*BRIEF A*.
Answer these from the query optimization excerpt, one line each:
(i) Which book describes System R* in greater detail?
(ii) What two costs does the System R* cost function take into account?
(iii) According to the summary, what does materialization planning choose?
*BRIEF B*.
Please reproduce the query optimization excerpt word for word, from "It is a yet" to "optimization.".
*BRIEF C*.
List every object of the invention stated in the query optimization excerpt.

*DOCUMENT EXCERPT*.
──────

When the System R* method considers each of the options listed above, it
must evaluate the cost of these methods. The actual cost function used in
System R* is quite complex, it takes account of the computation cost at a
site as well as the transmission cost between sites. Further, the System
R* method for optimizing distributed queries exhaustively considers all
possible strategies for query evaluation that can be built from a fixed
collection of options. The System R* is described in greater detail in
Principles of Database Systems, by Jeffrey D. Ullman, Computer Science
Press, 1982, which is incorporated herein by reference.
The System R* method has the disadvantage that the computation time spent
in determining an optimum query execution strategy may exceed the time to
be saved by execution of the optimal strategy. Further, the System R*
method requires the site at which optimization is being performed to have
access to sufficient information about the various sites so that the
computation cost at the sites can be calculated. This site information has
to be transmitted to the optimization site and must be updated as
conditions at the various sites change. In addition, the System R*
optimization method requires that all, global and local, optimization must
be performed before any execution of the query can be started.
OBJECTS OF THE INVENTION
Accordingly, it is an object of the present invention to provide a
distributed database query optimization method that allows some of the
optimization to be done locally.
It is another object of the present invention to provide a distributed
database query optimization method that separates optimization into global
and local processes allowing multiple local optimizations to be done in
parallel thereby decreasing the elapsed optimization time.
It is a further object of the present invention to provide a distributed
database query optimization method which has a less exhaustive global
optimization process and allows some of the optimization to be done
locally.
It is a yet further object of the present invention to provide a
distributed database query optimization method which does not require
local database parameters to be present at all sites which perform query
optimization.
It is a still further object of the present invention to provide a
distributed database query optimization method which performs local
optimization at the local sites using current local database parameters.
This invention is pointed out with particularly in the appended claims. An
understanding of the above and further objects and advantages of this
invention can be obtained by referring to the following description taken
in conjunction with the drawings.
SUMMARY OF THE INVENTION
A method for determining an optimal execution strategy for a request
comprising query, update or transaction operations on a distributed
database system having multiple data sites interconnected by communication
lines in which optimization is done by inputting the request in the form
of a compacted tree having leaf and non-leaf nodes and then for each node
in the compacted tree: (1) doing materialization planning to choose the
data sites from which data is to be accessed; (2) doing local process
planning to determine which operations can be processed locally at each
site determined by materialization planning and estimate parameters of
resultant data from the local operations; (3) doing non-local process
planning to determine strategy for remaining operations which can not be
performed locally without transmission of data between sites; and then (4)

──────

*SOURCE EXCERPT*.

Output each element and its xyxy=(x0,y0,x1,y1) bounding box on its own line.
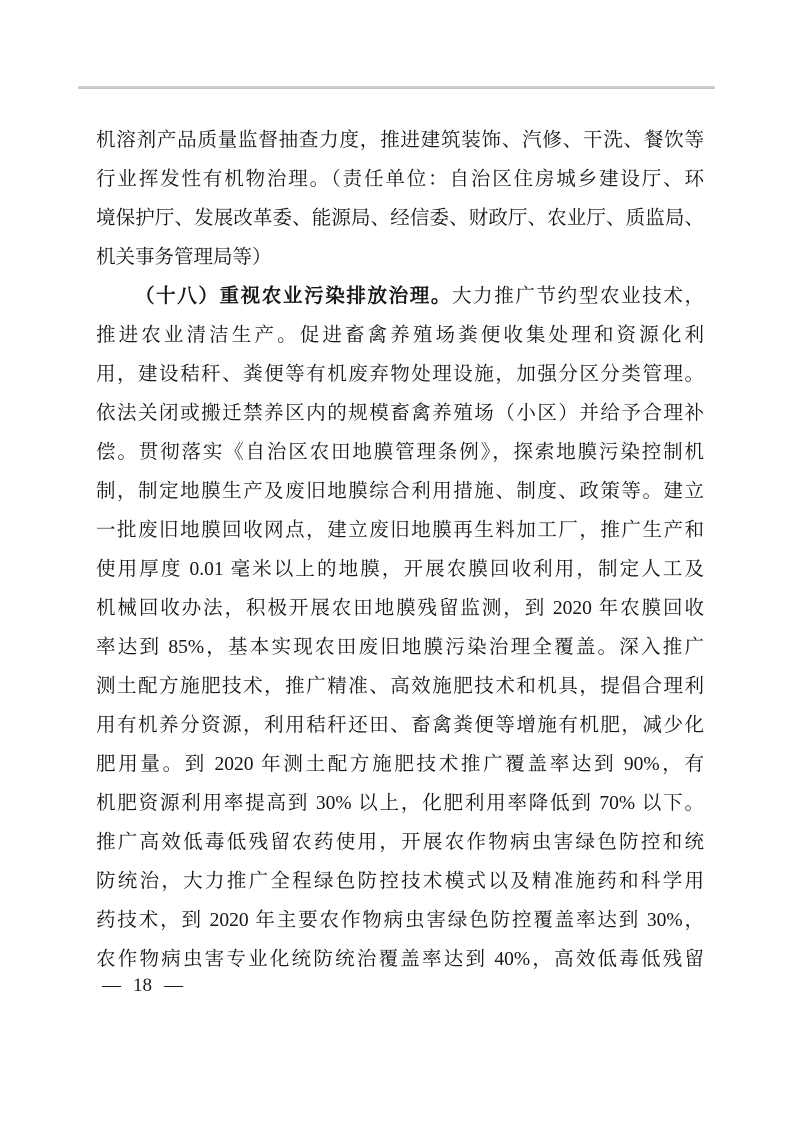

──────

*EXPECTED OUTPUT A*.
(i) Principles of Database Systems, by Jeffrey D. Ullman (Computer Science Press, 1982)
(ii) The computation cost at a site and the transmission cost between sites
(iii) The data sites from which data is to be accessed

*EXPECTED OUTPUT B*.
It is a yet further object of the present invention to provide a
distributed database query optimization method which does not require
local database parameters to be present at all sites which perform query
optimization.

*EXPECTED OUTPUT C*.
1. To provide a distributed database query optimization method that allows some of the optimization to be done locally.
2. To provide a method that separates optimization into global and local processes, allowing multiple local optimizations to be done in parallel and thereby decreasing the elapsed optimization time.
3. To provide a method that has a less exhaustive global optimization process and allows some of the optimization to be done locally.
4. To provide a method that does not require local database parameters to be present at all sites that perform query optimization.
5. To provide a method that performs local optimization at the local sites using current local database parameters.